**ЗАДАНИЯ:**
1. Сколько лет было Раичу, когда Тютчев после долгой разлуки встретил его в Москве, согласно отрывку о Раиче?
2. Продолжите отрывок о Раиче и Тютчеве, начав сразу после его последнего предложения.

**ОТРЫВОК:**
<<<<

Ароматным утром мая,
О подруге воздыхая,
О любимице своей,
Пел над розой соловей.
Насладися утром мая!
Утро жизни отцветет,
И на сердце грусть падет.


Со временем живительные связи с учениками утрачивались. Раич горестно вспоминал:

Одних постигла смерть, другие на пути
Земном расстретились со мной и торопливо
Умчалися вперед...



Верность поэзии Семён Егорович пронёс через всю жизнь. Уже в преклонном возрасте стареющий Раич записывал: «Бывало, только что все в доме уснут, я зажгу свечу, напишу десятка два стихов, раза два прочту их, вздохну:

И чад моей мечты дрожащею рукою
На жертву принесу не Музам, а Вулкану...».


Культ бога Вулкана в древнеримской мифологии сопровождался человеческими жертвоприношениями.
Писатель К.А. Полевой [47] как-то увиделся с Семёном Егоровичем и поразился его внешности: «Маленький ростом, какой-то чернокожий, тщедушный, почти монах по образу жизни, он любил в стихах своих выражать наслаждение жизнью...». Полевого поразил след монашества в облике маленького тщедушного поэта. Перед ним словно был не Семён Раич, а бывший выпускник духовной семинарии Семён Егорович Амфитеатров, постаревший на сорок лет. Какой силой духа держалась жизнь в этом теле? Он «любил в стихах своих выражать наслаждение жизнью».
В июле 1843 года Тютчев готовился к окончательному возвращению в Россию. В Москве он случайно повстречал Раича. Они не виделись более двадцати лет. Тютчев, не замечавший в повседневном течении жизни бега времени, был поражён страшному изменению внешности своего учителя, которому было всего 51. «О, что за ужас! Не могу не верить в некое страшное колдовство, когда вижу эти сморщенные, поблекшие лица, эти беззубые рты, – писал Фёдор Иванович жене 14 июля 1843 года. – Это мой учитель русского языка; я расстался с ним двадцать лет тому назад, когда он был во цвете лет, а нынче это лишённый почти всех зубов человечек, со старческой физиономией, представляющей, так сказать, карикатуру на его прежнее лицо. Я никак не могу опомниться от этого удара. Излишне говорить, что при каждом таком потрясении сердце во мне сжимается и устремляется к тебе. Но и ты постареешь... И мне кажется, что без меня ты больше во власти этого недуга, именуемого временем». [48]
Нельзя расставаться, чтобы не видеть недуга, именуемого временем. Стареть надо вместе... Эта встреча была для Тютчева предупреждающим звонком о его приближающейся старости. В стремлении обмануть жизнь, Тютчев в 1850 году влюбится в Елену Денисьеву (1826-1864), последнюю любовь, которая будет младше поэта на двадцать три года. Шагнув в своё полустолетие, Фёдор Иванович узнает, что знакомые, жалея и сочувствуя, называют его, как он сам когда-то называл Раича, то
тощим престарелым, жизнью сломленным поэтом
(Евдокия Ростопчина), то божественным старцем, то просто старичком (Эрнестина). В облике Раича Тютчев увидел свою старость. Иллюзия обмана времени обернётся горькой расплатой...

>>>>

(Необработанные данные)
<<<<

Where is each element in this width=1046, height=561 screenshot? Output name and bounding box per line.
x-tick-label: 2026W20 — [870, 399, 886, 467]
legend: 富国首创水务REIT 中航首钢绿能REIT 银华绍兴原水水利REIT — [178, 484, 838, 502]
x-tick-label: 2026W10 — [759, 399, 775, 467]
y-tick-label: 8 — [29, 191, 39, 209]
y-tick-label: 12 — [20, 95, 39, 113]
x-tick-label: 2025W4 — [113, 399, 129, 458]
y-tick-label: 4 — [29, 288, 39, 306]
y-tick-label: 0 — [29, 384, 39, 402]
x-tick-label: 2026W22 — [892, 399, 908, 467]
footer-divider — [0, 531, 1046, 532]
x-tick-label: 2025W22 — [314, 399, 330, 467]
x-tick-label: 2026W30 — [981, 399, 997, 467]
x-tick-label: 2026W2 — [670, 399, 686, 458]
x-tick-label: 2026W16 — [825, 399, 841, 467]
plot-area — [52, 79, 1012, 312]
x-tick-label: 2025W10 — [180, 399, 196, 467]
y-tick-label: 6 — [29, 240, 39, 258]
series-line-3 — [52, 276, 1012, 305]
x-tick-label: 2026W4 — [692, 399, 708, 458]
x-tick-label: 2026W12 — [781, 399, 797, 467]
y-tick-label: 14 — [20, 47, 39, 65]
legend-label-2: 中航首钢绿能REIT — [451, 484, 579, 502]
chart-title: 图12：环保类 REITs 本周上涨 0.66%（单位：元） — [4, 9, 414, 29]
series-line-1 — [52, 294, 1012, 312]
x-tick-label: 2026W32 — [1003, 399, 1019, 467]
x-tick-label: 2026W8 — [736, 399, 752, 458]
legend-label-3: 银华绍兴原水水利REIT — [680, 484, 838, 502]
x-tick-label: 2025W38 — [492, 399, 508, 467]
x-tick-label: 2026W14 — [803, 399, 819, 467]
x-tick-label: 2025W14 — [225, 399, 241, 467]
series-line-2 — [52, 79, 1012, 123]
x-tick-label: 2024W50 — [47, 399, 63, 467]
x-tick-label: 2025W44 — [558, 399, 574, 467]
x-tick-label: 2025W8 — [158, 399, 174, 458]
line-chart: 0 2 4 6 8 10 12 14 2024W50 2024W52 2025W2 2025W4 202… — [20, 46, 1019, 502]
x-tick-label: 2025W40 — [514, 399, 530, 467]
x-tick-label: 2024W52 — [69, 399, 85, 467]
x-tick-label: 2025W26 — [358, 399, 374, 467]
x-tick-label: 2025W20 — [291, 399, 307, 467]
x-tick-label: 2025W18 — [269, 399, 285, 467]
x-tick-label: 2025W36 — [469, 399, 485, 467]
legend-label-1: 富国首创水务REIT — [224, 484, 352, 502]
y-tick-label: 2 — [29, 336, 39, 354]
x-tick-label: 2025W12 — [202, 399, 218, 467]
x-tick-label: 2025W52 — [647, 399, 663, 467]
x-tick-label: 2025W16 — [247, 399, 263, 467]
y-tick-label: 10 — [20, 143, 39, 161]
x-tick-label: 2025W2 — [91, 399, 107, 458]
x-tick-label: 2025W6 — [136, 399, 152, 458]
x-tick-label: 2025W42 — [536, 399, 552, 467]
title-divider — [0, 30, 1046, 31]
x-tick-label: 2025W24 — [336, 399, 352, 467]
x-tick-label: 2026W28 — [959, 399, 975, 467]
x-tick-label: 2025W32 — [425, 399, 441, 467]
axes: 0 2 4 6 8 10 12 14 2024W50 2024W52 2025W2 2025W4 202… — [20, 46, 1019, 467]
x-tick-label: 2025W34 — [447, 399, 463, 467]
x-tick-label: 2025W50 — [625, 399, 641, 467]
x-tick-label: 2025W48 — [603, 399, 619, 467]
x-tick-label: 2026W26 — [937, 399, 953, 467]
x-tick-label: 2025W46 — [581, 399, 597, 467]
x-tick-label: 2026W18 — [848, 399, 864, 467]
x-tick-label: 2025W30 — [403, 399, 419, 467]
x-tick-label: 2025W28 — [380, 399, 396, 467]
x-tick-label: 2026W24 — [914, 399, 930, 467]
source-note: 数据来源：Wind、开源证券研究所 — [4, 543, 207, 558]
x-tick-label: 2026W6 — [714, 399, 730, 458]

>>>>

**ОТВЕТЫ ПО ПОРЯДКУ:**
1. Раичу был всего 51 год.

2.
Семейная жизнь Семёна Егоровича складывалась удачно. В 1829 году он женился на 19-летней красавице, обрусевшей француженке, Терезе Андреевне Оливье (род. в 1810 году). Она обожала мужа, который был почти вдвое старше её. Раич оказался хозяйственным главой семьи. От их счастливого брака родились счастливые дети: четыре дочери и сын. [49] У сына, Вадима Семёновича, обнаружилась наклонность к творчеству, полученная им от отца и переданная далее следующим поколениям. [50] Он, кроме важной служебной деятельности, был увлечённым фотографом-художником, открыл фотографическое ателье, в котором снимались многие знакомые его отца, их дети и внуки. В 1867 году сын Раича сделал портрет сына Тютчева, Ивана Федоровича (1846-1909). Остальные дети Раича были также весьма удачны. Один из племянников Семёна Егоровича – П.А. Александров (1838-1893), адвокат, получил известность как защитник Веры Засулич.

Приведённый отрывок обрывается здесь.